=== PROBLEM REQUIREMENTS ===
State how many lines of the entries below hold the word "name"; reply with nothing but the number.

=== THE RECORDS ===
════

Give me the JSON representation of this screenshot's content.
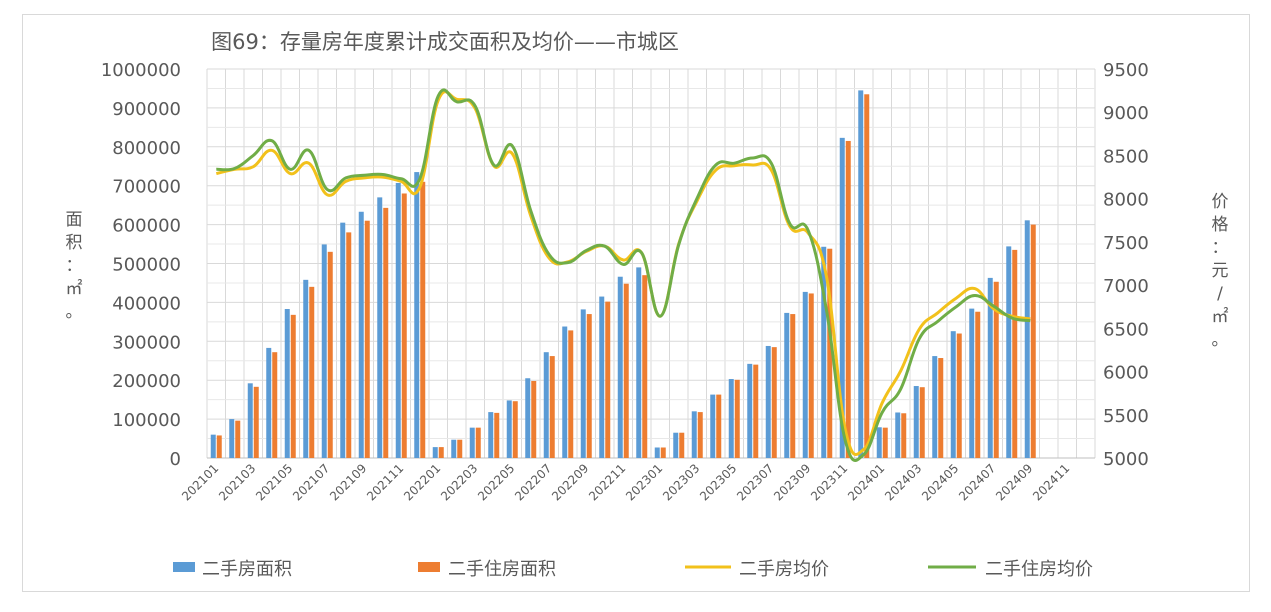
{
  "chart_data": {
    "type": "bar",
    "title": "图69：存量房年度累计成交面积及均价——市城区",
    "ylabel": "面积：㎡。",
    "y2label": "价格：元/㎡。",
    "ylim": [
      0,
      1000000
    ],
    "y2lim": [
      5000,
      9500
    ],
    "yticks": [
      "0",
      "100000",
      "200000",
      "300000",
      "400000",
      "500000",
      "600000",
      "700000",
      "800000",
      "900000",
      "1000000"
    ],
    "y2ticks": [
      "5000",
      "5500",
      "6000",
      "6500",
      "7000",
      "7500",
      "8000",
      "8500",
      "9000",
      "9500"
    ],
    "xtick_labels": [
      "202101",
      "202103",
      "202105",
      "202107",
      "202109",
      "202111",
      "202201",
      "202203",
      "202205",
      "202207",
      "202209",
      "202211",
      "202301",
      "202303",
      "202305",
      "202307",
      "202309",
      "202311",
      "202401",
      "202403",
      "202405",
      "202407",
      "202409",
      "202411"
    ],
    "categories": [
      "202101",
      "202102",
      "202103",
      "202104",
      "202105",
      "202106",
      "202107",
      "202108",
      "202109",
      "202110",
      "202111",
      "202112",
      "202201",
      "202202",
      "202203",
      "202204",
      "202205",
      "202206",
      "202207",
      "202208",
      "202209",
      "202210",
      "202211",
      "202212",
      "202301",
      "202302",
      "202303",
      "202304",
      "202305",
      "202306",
      "202307",
      "202308",
      "202309",
      "202310",
      "202311",
      "202312",
      "202401",
      "202402",
      "202403",
      "202404",
      "202405",
      "202406",
      "202407",
      "202408",
      "202409",
      "202410",
      "202411",
      "202412"
    ],
    "grid": true,
    "legend": "bottom",
    "colors": {
      "bar1": "#5b9bd5",
      "bar2": "#ed7d31",
      "line1": "#f2c11b",
      "line2": "#70ad47"
    },
    "series": [
      {
        "name": "二手房面积",
        "type": "bar",
        "axis": "left",
        "values": [
          60000,
          100000,
          192000,
          283000,
          383000,
          458000,
          549000,
          605000,
          633000,
          670000,
          707000,
          735000,
          28000,
          47000,
          78000,
          118000,
          148000,
          205000,
          272000,
          338000,
          382000,
          415000,
          466000,
          490000,
          27000,
          65000,
          120000,
          163000,
          203000,
          242000,
          288000,
          373000,
          427000,
          543000,
          823000,
          945000,
          79000,
          117000,
          185000,
          262000,
          326000,
          384000,
          463000,
          544000,
          611000,
          null,
          null,
          null
        ]
      },
      {
        "name": "二手住房面积",
        "type": "bar",
        "axis": "left",
        "values": [
          58000,
          96000,
          183000,
          272000,
          368000,
          440000,
          530000,
          580000,
          610000,
          643000,
          680000,
          710000,
          28000,
          47000,
          78000,
          116000,
          146000,
          198000,
          262000,
          328000,
          370000,
          402000,
          448000,
          470000,
          27000,
          65000,
          118000,
          163000,
          201000,
          240000,
          285000,
          370000,
          423000,
          538000,
          815000,
          935000,
          78000,
          115000,
          182000,
          257000,
          320000,
          376000,
          453000,
          535000,
          600000,
          null,
          null,
          null
        ]
      },
      {
        "name": "二手房均价",
        "type": "line",
        "axis": "right",
        "values": [
          8290,
          8340,
          8370,
          8560,
          8290,
          8410,
          8045,
          8200,
          8240,
          8250,
          8200,
          8130,
          9140,
          9150,
          9040,
          8380,
          8520,
          7800,
          7310,
          7270,
          7390,
          7450,
          7290,
          7370,
          6640,
          7480,
          7980,
          8330,
          8380,
          8390,
          8330,
          7680,
          7600,
          7080,
          5330,
          5100,
          5640,
          6010,
          6490,
          6680,
          6850,
          6960,
          6730,
          6640,
          6610,
          null,
          null,
          null
        ]
      },
      {
        "name": "二手住房均价",
        "type": "line",
        "axis": "right",
        "values": [
          8340,
          8350,
          8500,
          8670,
          8340,
          8560,
          8105,
          8240,
          8270,
          8280,
          8230,
          8230,
          9190,
          9120,
          9070,
          8390,
          8610,
          7860,
          7350,
          7260,
          7400,
          7450,
          7240,
          7370,
          6640,
          7470,
          8010,
          8390,
          8410,
          8470,
          8410,
          7710,
          7630,
          6690,
          5200,
          5040,
          5530,
          5800,
          6380,
          6580,
          6750,
          6880,
          6760,
          6620,
          6590,
          null,
          null,
          null
        ]
      }
    ]
  }
}
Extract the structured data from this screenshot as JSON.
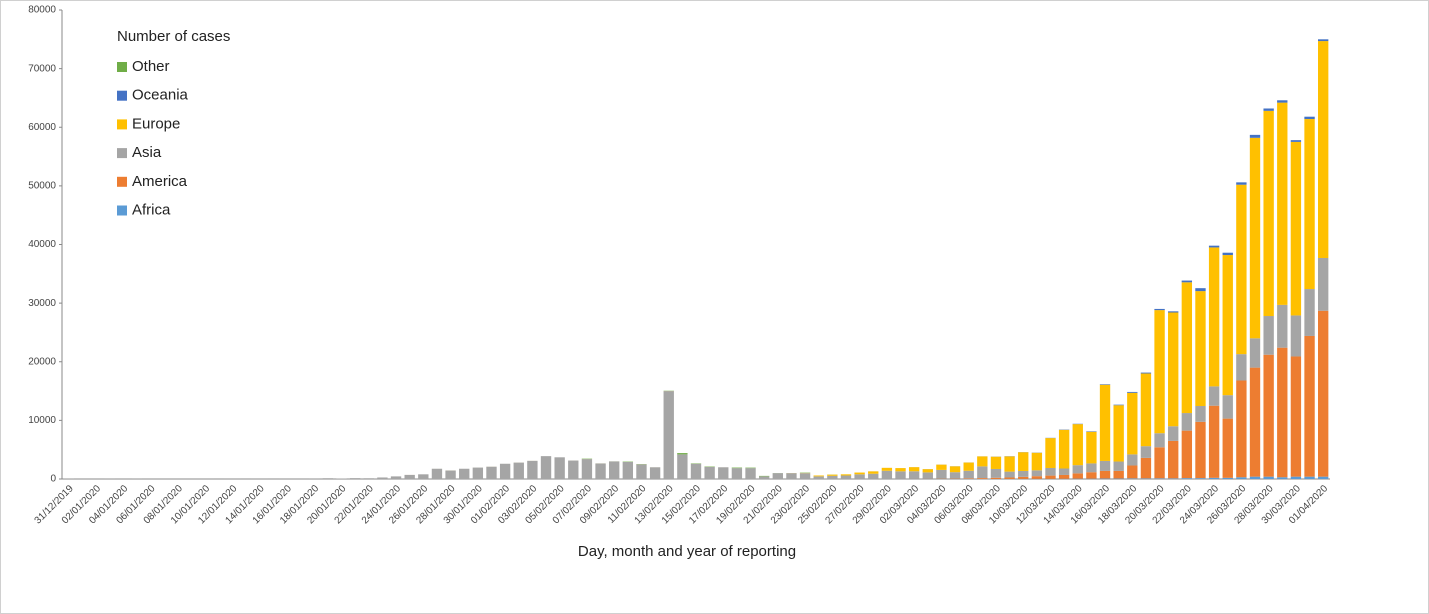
{
  "chart_data": {
    "type": "stacked_bar",
    "xlabel": "Day, month and year of reporting",
    "legend_title": "Number of cases",
    "legend": "top-left",
    "grid": false,
    "ylim": [
      0,
      80000
    ],
    "yticks": [
      0,
      10000,
      20000,
      30000,
      40000,
      50000,
      60000,
      70000,
      80000
    ],
    "categories": [
      "31/12/2019",
      null,
      "02/01/2020",
      null,
      "04/01/2020",
      null,
      "06/01/2020",
      null,
      "08/01/2020",
      null,
      "10/01/2020",
      null,
      "12/01/2020",
      null,
      "14/01/2020",
      null,
      "16/01/2020",
      null,
      "18/01/2020",
      null,
      "20/01/2020",
      null,
      "22/01/2020",
      null,
      "24/01/2020",
      null,
      "26/01/2020",
      null,
      "28/01/2020",
      null,
      "30/01/2020",
      null,
      "01/02/2020",
      null,
      "03/02/2020",
      null,
      "05/02/2020",
      null,
      "07/02/2020",
      null,
      "09/02/2020",
      null,
      "11/02/2020",
      null,
      "13/02/2020",
      null,
      "15/02/2020",
      null,
      "17/02/2020",
      null,
      "19/02/2020",
      null,
      "21/02/2020",
      null,
      "23/02/2020",
      null,
      "25/02/2020",
      null,
      "27/02/2020",
      null,
      "29/02/2020",
      null,
      "02/03/2020",
      null,
      "04/03/2020",
      null,
      "06/03/2020",
      null,
      "08/03/2020",
      null,
      "10/03/2020",
      null,
      "12/03/2020",
      null,
      "14/03/2020",
      null,
      "16/03/2020",
      null,
      "18/03/2020",
      null,
      "20/03/2020",
      null,
      "22/03/2020",
      null,
      "24/03/2020",
      null,
      "26/03/2020",
      null,
      "28/03/2020",
      null,
      "30/03/2020",
      null,
      "01/04/2020"
    ],
    "series": [
      {
        "name": "Africa",
        "color": "#5b9bd5",
        "values": [
          0,
          0,
          0,
          0,
          0,
          0,
          0,
          0,
          0,
          0,
          0,
          0,
          0,
          0,
          0,
          0,
          0,
          0,
          0,
          0,
          0,
          0,
          0,
          0,
          0,
          0,
          0,
          0,
          0,
          0,
          0,
          0,
          0,
          0,
          0,
          0,
          0,
          0,
          0,
          0,
          0,
          0,
          0,
          0,
          0,
          0,
          0,
          0,
          0,
          0,
          0,
          0,
          0,
          0,
          0,
          0,
          0,
          0,
          0,
          1,
          0,
          2,
          1,
          1,
          2,
          4,
          10,
          5,
          10,
          10,
          20,
          30,
          30,
          40,
          60,
          60,
          80,
          80,
          100,
          100,
          110,
          100,
          150,
          150,
          200,
          200,
          300,
          400,
          400,
          300,
          400,
          400,
          400
        ]
      },
      {
        "name": "America",
        "color": "#ed7d31",
        "values": [
          0,
          0,
          0,
          0,
          0,
          0,
          0,
          0,
          0,
          0,
          0,
          0,
          0,
          0,
          0,
          0,
          0,
          0,
          0,
          0,
          0,
          0,
          0,
          0,
          0,
          0,
          0,
          0,
          0,
          0,
          0,
          0,
          0,
          0,
          0,
          0,
          0,
          0,
          0,
          0,
          0,
          0,
          0,
          0,
          0,
          0,
          0,
          0,
          0,
          0,
          0,
          0,
          0,
          0,
          0,
          0,
          0,
          0,
          1,
          2,
          5,
          10,
          20,
          30,
          50,
          60,
          100,
          150,
          200,
          250,
          350,
          450,
          550,
          650,
          900,
          1100,
          1300,
          1300,
          2200,
          3500,
          5300,
          6400,
          8100,
          9600,
          12300,
          10100,
          16500,
          18600,
          20800,
          22100,
          20500,
          24000,
          28300
        ]
      },
      {
        "name": "Asia",
        "color": "#a5a5a5",
        "values": [
          27,
          0,
          0,
          17,
          0,
          15,
          0,
          0,
          0,
          0,
          0,
          1,
          0,
          1,
          0,
          1,
          0,
          4,
          17,
          136,
          77,
          149,
          131,
          259,
          444,
          700,
          800,
          1750,
          1450,
          1750,
          1950,
          2100,
          2600,
          2800,
          3100,
          3900,
          3700,
          3150,
          3400,
          2650,
          3000,
          2900,
          2500,
          2000,
          15000,
          4200,
          2600,
          2050,
          2000,
          1850,
          1850,
          450,
          1000,
          1000,
          1000,
          450,
          550,
          600,
          800,
          900,
          1400,
          1300,
          1300,
          1100,
          1500,
          1100,
          1300,
          2000,
          1500,
          1000,
          1000,
          1000,
          1300,
          1100,
          1400,
          1500,
          1700,
          1600,
          1900,
          2000,
          2400,
          2500,
          3000,
          2700,
          3300,
          4000,
          4500,
          5000,
          6600,
          7300,
          7000,
          8000,
          9000
        ]
      },
      {
        "name": "Europe",
        "color": "#ffc000",
        "values": [
          0,
          0,
          0,
          0,
          0,
          0,
          0,
          0,
          0,
          0,
          0,
          0,
          0,
          0,
          0,
          0,
          0,
          0,
          0,
          0,
          0,
          0,
          0,
          0,
          0,
          3,
          0,
          1,
          4,
          0,
          2,
          5,
          1,
          4,
          4,
          0,
          0,
          2,
          6,
          5,
          2,
          4,
          8,
          3,
          9,
          1,
          2,
          3,
          2,
          0,
          0,
          1,
          0,
          14,
          40,
          150,
          200,
          200,
          300,
          400,
          500,
          550,
          700,
          550,
          900,
          1000,
          1400,
          1700,
          2100,
          2600,
          3200,
          3000,
          5100,
          6600,
          7000,
          5400,
          13000,
          9600,
          10500,
          12400,
          21000,
          19400,
          22300,
          19600,
          23700,
          23900,
          28900,
          34200,
          35000,
          34500,
          29600,
          29000,
          37000
        ]
      },
      {
        "name": "Oceania",
        "color": "#4472c4",
        "values": [
          0,
          0,
          0,
          0,
          0,
          0,
          0,
          0,
          0,
          0,
          0,
          0,
          0,
          0,
          0,
          0,
          0,
          0,
          0,
          0,
          0,
          0,
          0,
          0,
          0,
          0,
          0,
          0,
          0,
          0,
          0,
          0,
          0,
          0,
          0,
          0,
          0,
          0,
          0,
          0,
          0,
          0,
          0,
          0,
          0,
          0,
          0,
          0,
          0,
          0,
          0,
          0,
          0,
          0,
          0,
          0,
          0,
          0,
          0,
          5,
          2,
          3,
          5,
          10,
          10,
          15,
          10,
          10,
          20,
          30,
          20,
          30,
          40,
          50,
          60,
          80,
          90,
          100,
          150,
          150,
          200,
          200,
          300,
          500,
          300,
          400,
          400,
          500,
          400,
          400,
          300,
          400,
          300
        ]
      },
      {
        "name": "Other",
        "color": "#70ad47",
        "values": [
          0,
          0,
          0,
          0,
          0,
          0,
          0,
          0,
          0,
          0,
          0,
          0,
          0,
          0,
          0,
          0,
          0,
          0,
          0,
          0,
          0,
          0,
          0,
          0,
          0,
          0,
          0,
          0,
          0,
          0,
          0,
          0,
          0,
          0,
          0,
          0,
          0,
          0,
          61,
          3,
          6,
          65,
          39,
          0,
          44,
          218,
          67,
          70,
          0,
          99,
          88,
          79,
          13,
          0,
          57,
          0,
          14,
          0,
          0,
          0,
          0,
          0,
          0,
          0,
          0,
          0,
          0,
          0,
          0,
          0,
          0,
          0,
          0,
          0,
          0,
          0,
          0,
          0,
          0,
          0,
          0,
          0,
          0,
          0,
          0,
          0,
          0,
          0,
          0,
          0,
          0,
          0,
          0
        ]
      }
    ]
  }
}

════

=== FULL RESPONSE ===
10